» Stated goal
Go through the listing and set it down exactly, leaving out its pictures.

--------------------------------------------------

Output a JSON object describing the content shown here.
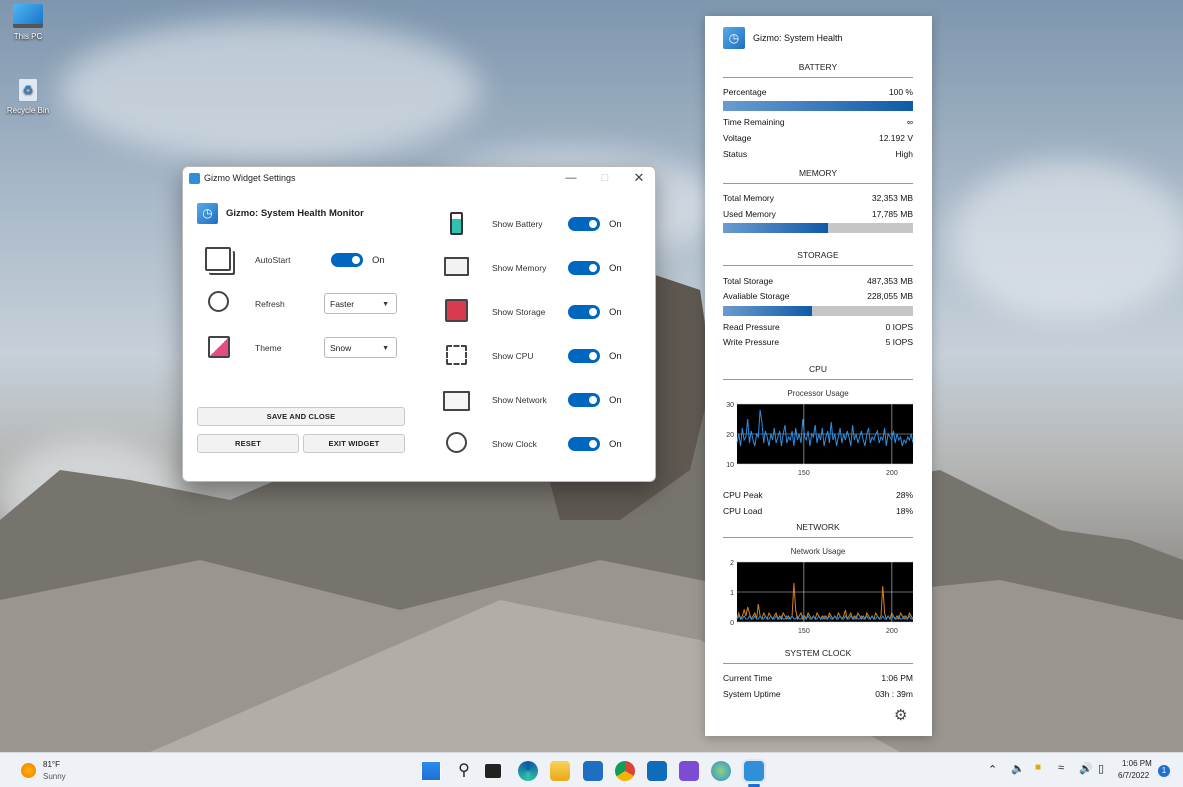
{
  "desktop": {
    "icons": [
      {
        "label": "This PC",
        "icon": "monitor-icon"
      },
      {
        "label": "Recycle Bin",
        "icon": "recycle-bin-icon"
      }
    ]
  },
  "settings_window": {
    "title": "Gizmo Widget Settings",
    "app_name": "Gizmo: System Health Monitor",
    "autostart": {
      "label": "AutoStart",
      "state": "On"
    },
    "refresh": {
      "label": "Refresh",
      "value": "Faster"
    },
    "theme": {
      "label": "Theme",
      "value": "Snow"
    },
    "buttons": {
      "save_close": "SAVE AND CLOSE",
      "reset": "RESET",
      "exit": "EXIT WIDGET"
    },
    "toggles": [
      {
        "label": "Show Battery",
        "state": "On",
        "icon": "battery-icon"
      },
      {
        "label": "Show Memory",
        "state": "On",
        "icon": "memory-icon"
      },
      {
        "label": "Show Storage",
        "state": "On",
        "icon": "storage-icon"
      },
      {
        "label": "Show CPU",
        "state": "On",
        "icon": "cpu-icon"
      },
      {
        "label": "Show Network",
        "state": "On",
        "icon": "network-icon"
      },
      {
        "label": "Show Clock",
        "state": "On",
        "icon": "clock-icon"
      }
    ]
  },
  "widget": {
    "title": "Gizmo: System Health",
    "battery": {
      "heading": "BATTERY",
      "percentage_label": "Percentage",
      "percentage_value": "100 %",
      "percentage_fraction": 1.0,
      "time_label": "Time Remaining",
      "time_value": "∞",
      "voltage_label": "Voltage",
      "voltage_value": "12.192 V",
      "status_label": "Status",
      "status_value": "High"
    },
    "memory": {
      "heading": "MEMORY",
      "total_label": "Total Memory",
      "total_value": "32,353 MB",
      "used_label": "Used Memory",
      "used_value": "17,785 MB",
      "used_fraction": 0.55
    },
    "storage": {
      "heading": "STORAGE",
      "total_label": "Total Storage",
      "total_value": "487,353 MB",
      "avail_label": "Avaliable Storage",
      "avail_value": "228,055 MB",
      "used_fraction": 0.47,
      "read_label": "Read Pressure",
      "read_value": "0 IOPS",
      "write_label": "Write Pressure",
      "write_value": "5 IOPS"
    },
    "cpu": {
      "heading": "CPU",
      "chart_title": "Processor Usage",
      "peak_label": "CPU Peak",
      "peak_value": "28%",
      "load_label": "CPU Load",
      "load_value": "18%"
    },
    "network": {
      "heading": "NETWORK",
      "chart_title": "Network Usage"
    },
    "clock": {
      "heading": "SYSTEM CLOCK",
      "time_label": "Current Time",
      "time_value": "1:06 PM",
      "uptime_label": "System Uptime",
      "uptime_value": "03h : 39m"
    }
  },
  "chart_data": [
    {
      "type": "line",
      "title": "Processor Usage",
      "xlim": [
        112,
        212
      ],
      "ylim": [
        10,
        30
      ],
      "xticks": [
        "150",
        "200"
      ],
      "yticks": [
        "30",
        "20",
        "10"
      ],
      "grid": true,
      "series": [
        {
          "color": "#2f8fe0",
          "values": [
            17,
            20,
            16,
            22,
            18,
            19,
            25,
            17,
            21,
            18,
            16,
            20,
            19,
            28,
            24,
            17,
            21,
            19,
            16,
            20,
            18,
            22,
            17,
            19,
            21,
            16,
            20,
            23,
            17,
            19,
            18,
            21,
            16,
            22,
            18,
            20,
            17,
            25,
            19,
            18,
            21,
            16,
            20,
            19,
            23,
            17,
            20,
            18,
            22,
            16,
            19,
            21,
            17,
            24,
            18,
            20,
            16,
            19,
            22,
            17,
            20,
            18,
            21,
            19,
            16,
            23,
            18,
            20,
            17,
            19,
            21,
            18,
            16,
            20,
            22,
            17,
            19,
            18,
            20,
            21,
            17,
            19,
            18,
            22,
            16,
            20,
            19,
            18,
            21,
            17,
            20,
            18,
            19,
            16,
            18,
            17,
            19,
            18,
            20,
            17
          ]
        }
      ]
    },
    {
      "type": "line",
      "title": "Network Usage",
      "xlim": [
        112,
        212
      ],
      "ylim": [
        0,
        2
      ],
      "xticks": [
        "150",
        "200"
      ],
      "yticks": [
        "2",
        "1",
        "0"
      ],
      "grid": true,
      "series": [
        {
          "color": "#d6801e",
          "values": [
            0.1,
            0.3,
            0.1,
            0.2,
            0.4,
            0.2,
            0.5,
            0.3,
            0.1,
            0.2,
            0.3,
            0.1,
            0.6,
            0.2,
            0.1,
            0.3,
            0.2,
            0.1,
            0.3,
            0.2,
            0.1,
            0.2,
            0.3,
            0.1,
            0.2,
            0.1,
            0.3,
            0.2,
            0.1,
            0.2,
            0.1,
            0.2,
            1.3,
            0.4,
            0.1,
            0.2,
            0.3,
            0.1,
            0.2,
            0.1,
            0.3,
            0.2,
            0.1,
            0.2,
            0.1,
            0.3,
            0.2,
            0.1,
            0.2,
            0.1,
            0.2,
            0.1,
            0.3,
            0.2,
            0.1,
            0.2,
            0.1,
            0.3,
            0.2,
            0.1,
            0.2,
            0.4,
            0.1,
            0.2,
            0.3,
            0.1,
            0.2,
            0.1,
            0.3,
            0.2,
            0.1,
            0.2,
            0.1,
            0.3,
            0.2,
            0.1,
            0.2,
            0.1,
            0.3,
            0.2,
            0.1,
            0.2,
            1.2,
            0.3,
            0.1,
            0.2,
            0.1,
            0.3,
            0.2,
            0.1,
            0.2,
            0.1,
            0.3,
            0.2,
            0.1,
            0.2,
            0.1,
            0.3,
            0.2,
            0.1
          ]
        },
        {
          "color": "#2f8fe0",
          "values": [
            0.1,
            0.2,
            0.1,
            0.1,
            0.2,
            0.1,
            0.1,
            0.2,
            0.1,
            0.1,
            0.2,
            0.1,
            0.1,
            0.2,
            0.1,
            0.1,
            0.2,
            0.1,
            0.1,
            0.2,
            0.1,
            0.1,
            0.2,
            0.1,
            0.1,
            0.2,
            0.1,
            0.1,
            0.2,
            0.1,
            0.1,
            0.2,
            0.1,
            0.1,
            0.2,
            0.1,
            0.1,
            0.2,
            0.1,
            0.1,
            0.2,
            0.1,
            0.1,
            0.2,
            0.1,
            0.1,
            0.2,
            0.1,
            0.1,
            0.2,
            0.1,
            0.1,
            0.2,
            0.1,
            0.1,
            0.2,
            0.1,
            0.1,
            0.2,
            0.1,
            0.1,
            0.2,
            0.1,
            0.1,
            0.2,
            0.1,
            0.1,
            0.2,
            0.1,
            0.1,
            0.2,
            0.1,
            0.1,
            0.2,
            0.1,
            0.1,
            0.2,
            0.1,
            0.1,
            0.2,
            0.1,
            0.1,
            0.2,
            0.1,
            0.1,
            0.2,
            0.1,
            0.1,
            0.2,
            0.1,
            0.1,
            0.2,
            0.1,
            0.1,
            0.2,
            0.1,
            0.1,
            0.2,
            0.1,
            0.1
          ]
        }
      ]
    }
  ],
  "taskbar": {
    "weather_temp": "81°F",
    "weather_desc": "Sunny",
    "clock_time": "1:06 PM",
    "clock_date": "6/7/2022",
    "notification_count": "1",
    "apps": [
      "windows-start-icon",
      "search-icon",
      "task-view-icon",
      "edge-icon",
      "file-explorer-icon",
      "store-icon",
      "chrome-icon",
      "outlook-icon",
      "visual-studio-icon",
      "browser-globe-icon",
      "gizmo-icon"
    ]
  },
  "colors": {
    "accent": "#0067c0",
    "bar_fill": "#0f5aa8",
    "chart_bg": "#000000",
    "cpu_line": "#2f8fe0",
    "net_line": "#d6801e"
  }
}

--------------------------------------------------

» Problem solution
Output a JSON object describing the content shown here.
{
  "desktop": {
    "icons": [
      {
        "label": "This PC",
        "icon": "monitor-icon"
      },
      {
        "label": "Recycle Bin",
        "icon": "recycle-bin-icon"
      }
    ]
  },
  "settings_window": {
    "title": "Gizmo Widget Settings",
    "app_name": "Gizmo: System Health Monitor",
    "autostart": {
      "label": "AutoStart",
      "state": "On"
    },
    "refresh": {
      "label": "Refresh",
      "value": "Faster"
    },
    "theme": {
      "label": "Theme",
      "value": "Snow"
    },
    "buttons": {
      "save_close": "SAVE AND CLOSE",
      "reset": "RESET",
      "exit": "EXIT WIDGET"
    },
    "toggles": [
      {
        "label": "Show Battery",
        "state": "On",
        "icon": "battery-icon"
      },
      {
        "label": "Show Memory",
        "state": "On",
        "icon": "memory-icon"
      },
      {
        "label": "Show Storage",
        "state": "On",
        "icon": "storage-icon"
      },
      {
        "label": "Show CPU",
        "state": "On",
        "icon": "cpu-icon"
      },
      {
        "label": "Show Network",
        "state": "On",
        "icon": "network-icon"
      },
      {
        "label": "Show Clock",
        "state": "On",
        "icon": "clock-icon"
      }
    ]
  },
  "widget": {
    "title": "Gizmo: System Health",
    "battery": {
      "heading": "BATTERY",
      "percentage_label": "Percentage",
      "percentage_value": "100 %",
      "percentage_fraction": 1.0,
      "time_label": "Time Remaining",
      "time_value": "∞",
      "voltage_label": "Voltage",
      "voltage_value": "12.192 V",
      "status_label": "Status",
      "status_value": "High"
    },
    "memory": {
      "heading": "MEMORY",
      "total_label": "Total Memory",
      "total_value": "32,353 MB",
      "used_label": "Used Memory",
      "used_value": "17,785 MB",
      "used_fraction": 0.55
    },
    "storage": {
      "heading": "STORAGE",
      "total_label": "Total Storage",
      "total_value": "487,353 MB",
      "avail_label": "Avaliable Storage",
      "avail_value": "228,055 MB",
      "used_fraction": 0.47,
      "read_label": "Read Pressure",
      "read_value": "0 IOPS",
      "write_label": "Write Pressure",
      "write_value": "5 IOPS"
    },
    "cpu": {
      "heading": "CPU",
      "chart_title": "Processor Usage",
      "peak_label": "CPU Peak",
      "peak_value": "28%",
      "load_label": "CPU Load",
      "load_value": "18%"
    },
    "network": {
      "heading": "NETWORK",
      "chart_title": "Network Usage"
    },
    "clock": {
      "heading": "SYSTEM CLOCK",
      "time_label": "Current Time",
      "time_value": "1:06 PM",
      "uptime_label": "System Uptime",
      "uptime_value": "03h : 39m"
    }
  },
  "chart_data": [
    {
      "type": "line",
      "title": "Processor Usage",
      "xlim": [
        112,
        212
      ],
      "ylim": [
        10,
        30
      ],
      "xticks": [
        "150",
        "200"
      ],
      "yticks": [
        "30",
        "20",
        "10"
      ],
      "grid": true,
      "series": [
        {
          "color": "#2f8fe0",
          "values": [
            17,
            20,
            16,
            22,
            18,
            19,
            25,
            17,
            21,
            18,
            16,
            20,
            19,
            28,
            24,
            17,
            21,
            19,
            16,
            20,
            18,
            22,
            17,
            19,
            21,
            16,
            20,
            23,
            17,
            19,
            18,
            21,
            16,
            22,
            18,
            20,
            17,
            25,
            19,
            18,
            21,
            16,
            20,
            19,
            23,
            17,
            20,
            18,
            22,
            16,
            19,
            21,
            17,
            24,
            18,
            20,
            16,
            19,
            22,
            17,
            20,
            18,
            21,
            19,
            16,
            23,
            18,
            20,
            17,
            19,
            21,
            18,
            16,
            20,
            22,
            17,
            19,
            18,
            20,
            21,
            17,
            19,
            18,
            22,
            16,
            20,
            19,
            18,
            21,
            17,
            20,
            18,
            19,
            16,
            18,
            17,
            19,
            18,
            20,
            17
          ]
        }
      ]
    },
    {
      "type": "line",
      "title": "Network Usage",
      "xlim": [
        112,
        212
      ],
      "ylim": [
        0,
        2
      ],
      "xticks": [
        "150",
        "200"
      ],
      "yticks": [
        "2",
        "1",
        "0"
      ],
      "grid": true,
      "series": [
        {
          "color": "#d6801e",
          "values": [
            0.1,
            0.3,
            0.1,
            0.2,
            0.4,
            0.2,
            0.5,
            0.3,
            0.1,
            0.2,
            0.3,
            0.1,
            0.6,
            0.2,
            0.1,
            0.3,
            0.2,
            0.1,
            0.3,
            0.2,
            0.1,
            0.2,
            0.3,
            0.1,
            0.2,
            0.1,
            0.3,
            0.2,
            0.1,
            0.2,
            0.1,
            0.2,
            1.3,
            0.4,
            0.1,
            0.2,
            0.3,
            0.1,
            0.2,
            0.1,
            0.3,
            0.2,
            0.1,
            0.2,
            0.1,
            0.3,
            0.2,
            0.1,
            0.2,
            0.1,
            0.2,
            0.1,
            0.3,
            0.2,
            0.1,
            0.2,
            0.1,
            0.3,
            0.2,
            0.1,
            0.2,
            0.4,
            0.1,
            0.2,
            0.3,
            0.1,
            0.2,
            0.1,
            0.3,
            0.2,
            0.1,
            0.2,
            0.1,
            0.3,
            0.2,
            0.1,
            0.2,
            0.1,
            0.3,
            0.2,
            0.1,
            0.2,
            1.2,
            0.3,
            0.1,
            0.2,
            0.1,
            0.3,
            0.2,
            0.1,
            0.2,
            0.1,
            0.3,
            0.2,
            0.1,
            0.2,
            0.1,
            0.3,
            0.2,
            0.1
          ]
        },
        {
          "color": "#2f8fe0",
          "values": [
            0.1,
            0.2,
            0.1,
            0.1,
            0.2,
            0.1,
            0.1,
            0.2,
            0.1,
            0.1,
            0.2,
            0.1,
            0.1,
            0.2,
            0.1,
            0.1,
            0.2,
            0.1,
            0.1,
            0.2,
            0.1,
            0.1,
            0.2,
            0.1,
            0.1,
            0.2,
            0.1,
            0.1,
            0.2,
            0.1,
            0.1,
            0.2,
            0.1,
            0.1,
            0.2,
            0.1,
            0.1,
            0.2,
            0.1,
            0.1,
            0.2,
            0.1,
            0.1,
            0.2,
            0.1,
            0.1,
            0.2,
            0.1,
            0.1,
            0.2,
            0.1,
            0.1,
            0.2,
            0.1,
            0.1,
            0.2,
            0.1,
            0.1,
            0.2,
            0.1,
            0.1,
            0.2,
            0.1,
            0.1,
            0.2,
            0.1,
            0.1,
            0.2,
            0.1,
            0.1,
            0.2,
            0.1,
            0.1,
            0.2,
            0.1,
            0.1,
            0.2,
            0.1,
            0.1,
            0.2,
            0.1,
            0.1,
            0.2,
            0.1,
            0.1,
            0.2,
            0.1,
            0.1,
            0.2,
            0.1,
            0.1,
            0.2,
            0.1,
            0.1,
            0.2,
            0.1,
            0.1,
            0.2,
            0.1,
            0.1
          ]
        }
      ]
    }
  ],
  "taskbar": {
    "weather_temp": "81°F",
    "weather_desc": "Sunny",
    "clock_time": "1:06 PM",
    "clock_date": "6/7/2022",
    "notification_count": "1",
    "apps": [
      "windows-start-icon",
      "search-icon",
      "task-view-icon",
      "edge-icon",
      "file-explorer-icon",
      "store-icon",
      "chrome-icon",
      "outlook-icon",
      "visual-studio-icon",
      "browser-globe-icon",
      "gizmo-icon"
    ]
  },
  "colors": {
    "accent": "#0067c0",
    "bar_fill": "#0f5aa8",
    "chart_bg": "#000000",
    "cpu_line": "#2f8fe0",
    "net_line": "#d6801e"
  }
}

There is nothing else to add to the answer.